--- Begin ---
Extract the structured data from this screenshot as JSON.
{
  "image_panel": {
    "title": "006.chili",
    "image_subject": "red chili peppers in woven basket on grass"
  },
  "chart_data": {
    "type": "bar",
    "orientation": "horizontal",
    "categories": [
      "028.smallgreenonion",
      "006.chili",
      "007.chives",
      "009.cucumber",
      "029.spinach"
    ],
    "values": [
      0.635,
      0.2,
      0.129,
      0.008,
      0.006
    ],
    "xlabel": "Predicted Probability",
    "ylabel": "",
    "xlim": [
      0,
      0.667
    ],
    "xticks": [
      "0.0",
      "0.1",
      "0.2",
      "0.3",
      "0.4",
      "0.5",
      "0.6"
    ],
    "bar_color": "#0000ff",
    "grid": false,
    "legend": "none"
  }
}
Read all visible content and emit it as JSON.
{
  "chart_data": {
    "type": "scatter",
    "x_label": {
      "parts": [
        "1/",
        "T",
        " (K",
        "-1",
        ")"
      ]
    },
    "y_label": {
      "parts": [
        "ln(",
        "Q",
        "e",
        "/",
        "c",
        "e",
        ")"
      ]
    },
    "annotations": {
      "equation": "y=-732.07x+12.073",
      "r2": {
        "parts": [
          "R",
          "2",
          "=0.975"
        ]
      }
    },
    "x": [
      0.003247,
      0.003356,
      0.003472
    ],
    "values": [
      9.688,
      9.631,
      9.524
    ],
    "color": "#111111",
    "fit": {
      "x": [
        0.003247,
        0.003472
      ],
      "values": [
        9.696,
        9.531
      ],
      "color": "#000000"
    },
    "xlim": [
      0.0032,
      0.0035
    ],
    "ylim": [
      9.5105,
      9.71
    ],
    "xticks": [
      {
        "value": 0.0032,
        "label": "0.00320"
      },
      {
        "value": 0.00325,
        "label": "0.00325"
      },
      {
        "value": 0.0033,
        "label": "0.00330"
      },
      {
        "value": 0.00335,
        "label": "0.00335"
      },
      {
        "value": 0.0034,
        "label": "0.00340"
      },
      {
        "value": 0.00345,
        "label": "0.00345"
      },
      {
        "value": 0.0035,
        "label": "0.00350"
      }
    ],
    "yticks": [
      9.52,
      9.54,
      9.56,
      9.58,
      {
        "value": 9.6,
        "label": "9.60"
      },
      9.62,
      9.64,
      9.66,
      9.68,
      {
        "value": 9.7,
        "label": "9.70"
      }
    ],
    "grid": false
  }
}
--- End ---
### THE TASK
State the number of lines in these entries that include the string "chili". Provide nothing beyond that number.

### RESULT
3